- **Exercises to complete**
• a. In the piece on water scarcity, what distance from every household did Tanzania's post-independence water policies aim to bring water within?
• b. In the water scarcity text, rewrite the stretch from "2.3 billion people" through "water they need.", switching "water-stressed" to "drought-stricken".
• c. Carry on the text about water pump maintenance in Tanzania from the point where it stops.

- **Document section**
((

Global Water Scarcity

The following statistics were taken from the UN website:

2.3 billion people live in water-stressed countries
3.2 billion people live in agricultural areas with high or very high water shortages or scarcity
700 million people can be displaced by severe water scarcity by the year 2030

Readily accessible water is necessary to support a healthy population. Poor infrastructure, management of resources, climate change, and a number of other factors can have dramatic effects on the ability for populations to get the water they need.

Tanzania Water Scarcity

Although Tanzania has a relatively abundant amount of surface water with a number of lakes and rivers, a large portion of the country is arid and must depend on groundwater from communal bore holds in order to survive.

After Tanzania gained independence in 1961, aggressive policies of villagisation were put in place in an attempt to improve infrastructure by bringing communities together with common goals. Policies were put in place with a goal of getting water within 400 meters to every household within 20 years. However, as urban areas continued to expand in the country, the program failed to deliver what was promised in terms of water availability, especially in urban environments.

Keeping potable groundwater easily accessible to large populations is no easy task. In a country where so much of the population depends on access to groundwater for survival, it is crucial to be able to systemically maintain the infrastructure that is functional and urgently address the infrastructure that is not working.

Several water points are established in Tanzania which currently supply the population with water, although this system is quite inefficient. Poor infrastructure and spotty maintenance plague the system with broken taps, broken pipes, and damaged supply sources. In addition, water pumps and plumbing make attractive targets for thieves. These factors and others block access to clean water from the established system.

The most common form of maintenance for these points is to repair them once they are no longer functional. This is not very efficient and is somewhat expensive, but it is magnitudes cheaper than establishing a new water point through drilling and installing of large equipment.

A better approach would be to prevent repairs from becoming necessary in the first place.
Predictive maintenance constantly monitors the status of pumps in order to more efficiently maintain them. This is the goal of this project. Timely verification of the status of water pumps in the region can prevent further compounding of issues and can reduce maintenance costs significantly. Most importantly, it can bring fresh water to those who need it in a more efficient manner than before it was implemented.

For the past two decades, the Ministry of Water has been implementing sector reforms that aim at improving resource management and improving water supply in both rural and urban environments. An attempt to determine if predictive maintenance could help the Ministry of Water in the overall success of their mission statement.

The goal is to predict if an unknown water pump is either functional or nonfunctional before ever sending anyone to physically check the pump and test it’s functionality. While it could prove valuable to treat the issues as a tertiary classification problem, I decided to simplify things for this project and only predict two labels instead of three. Future work will focus on creating a more sophisticated model with proper class imbalance techniques. Focusing for now on creating a strong predictive model for a binary classification problem can be very beneficial for the Ministry of Water.

A team will obviously need different equipment, training, and other resources in order to do simple maintenance on a functional pump versus fully repairing a non-functional pump. It is critical to improve the efficiency of pump maintenance and repair to ensure more people can get what they need to survive as quickly as possible.

))

- **Dataset extract**

((

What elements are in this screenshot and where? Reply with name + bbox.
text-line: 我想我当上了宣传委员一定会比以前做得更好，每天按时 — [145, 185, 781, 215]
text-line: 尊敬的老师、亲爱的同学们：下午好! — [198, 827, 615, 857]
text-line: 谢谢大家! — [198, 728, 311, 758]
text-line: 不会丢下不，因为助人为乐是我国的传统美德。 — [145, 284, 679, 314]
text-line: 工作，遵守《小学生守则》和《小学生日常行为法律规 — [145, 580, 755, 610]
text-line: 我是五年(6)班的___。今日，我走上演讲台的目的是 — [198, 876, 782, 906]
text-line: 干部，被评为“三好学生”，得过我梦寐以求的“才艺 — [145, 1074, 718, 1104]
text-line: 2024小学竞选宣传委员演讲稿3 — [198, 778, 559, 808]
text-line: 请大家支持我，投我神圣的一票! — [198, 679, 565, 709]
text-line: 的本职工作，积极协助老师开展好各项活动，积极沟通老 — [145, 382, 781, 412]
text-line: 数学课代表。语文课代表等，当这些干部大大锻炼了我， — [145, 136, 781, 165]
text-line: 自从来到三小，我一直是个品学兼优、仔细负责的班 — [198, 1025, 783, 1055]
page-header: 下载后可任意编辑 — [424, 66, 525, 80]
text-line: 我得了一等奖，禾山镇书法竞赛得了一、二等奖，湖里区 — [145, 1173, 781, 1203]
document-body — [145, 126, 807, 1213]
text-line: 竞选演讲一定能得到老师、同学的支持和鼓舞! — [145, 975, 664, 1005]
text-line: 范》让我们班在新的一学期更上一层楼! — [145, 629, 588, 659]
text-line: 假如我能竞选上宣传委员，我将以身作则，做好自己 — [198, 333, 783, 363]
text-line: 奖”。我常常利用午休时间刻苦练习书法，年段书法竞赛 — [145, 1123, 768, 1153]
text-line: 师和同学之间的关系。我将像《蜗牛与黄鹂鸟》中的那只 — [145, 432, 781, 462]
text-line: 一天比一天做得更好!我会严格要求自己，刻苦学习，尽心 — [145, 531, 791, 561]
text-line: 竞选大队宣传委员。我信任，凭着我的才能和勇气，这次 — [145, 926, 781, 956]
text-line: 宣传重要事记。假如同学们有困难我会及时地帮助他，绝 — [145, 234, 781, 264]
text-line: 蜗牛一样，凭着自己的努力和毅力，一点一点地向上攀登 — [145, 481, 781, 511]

))

- **Set of answers**
• a. Within 400 meters of every household.

• b.
2.3 billion people live in drought-stricken countries
3.2 billion people live in agricultural areas with high or very high water shortages or scarcity
700 million people can be displaced by severe water scarcity by the year 2030

Readily accessible water is necessary to support a healthy population. Poor infrastructure, management of resources, climate change, and a number of other factors can have dramatic effects on the ability for populations to get the water they need.

• c.
Without any model to make predictions, the Ministry of Water would have to physically check all of the pumps. The teams sent could bring just what they would need to maintain clean pumps, and only have what they need for a little over half of the pumps. Then they could record which pumps were maintained and which pumps still need to be repaired, go back to base, gather the proper supplies, and deploy again with the proper resources.

The ‘date recorded’ column reveals that in 2011 nearly 28k Water pumps were physically checked for their status. This seems to be the current capacity for just the exploratory part of maintenance before ever sending the proper equipment or supplies to fix what needs fixed. We could imagine how resource intensive this could be through a little bit of speculation. If one team could check 3 pumps a day, worked five days a week with no holidays, and never took any additional time off, it would still take around 40 teams even under these unrealistic, intense conditions. This doesn't even consider the few months a year that Tanzania has heavy rains that could prove to slow progress even further. These 40 teams would need the proper equipment to navigate long distances. Tanzania has some of the most diverse geography in the world, ranging from some of the world’s tallest mountain ranges and volcanoes, dense jungle, arid grassland with no shade from the intensity of the African sun, treacherous valleys, and seasonal flooding are just some features of Tanzania geography that can impede this first round of physical exploration before the second round in which resources can finally be directed to where they need to be. This burden can significantly lower whatever money and resources would even be left to buy and send the equipment that is necessary after funding all of this exploration.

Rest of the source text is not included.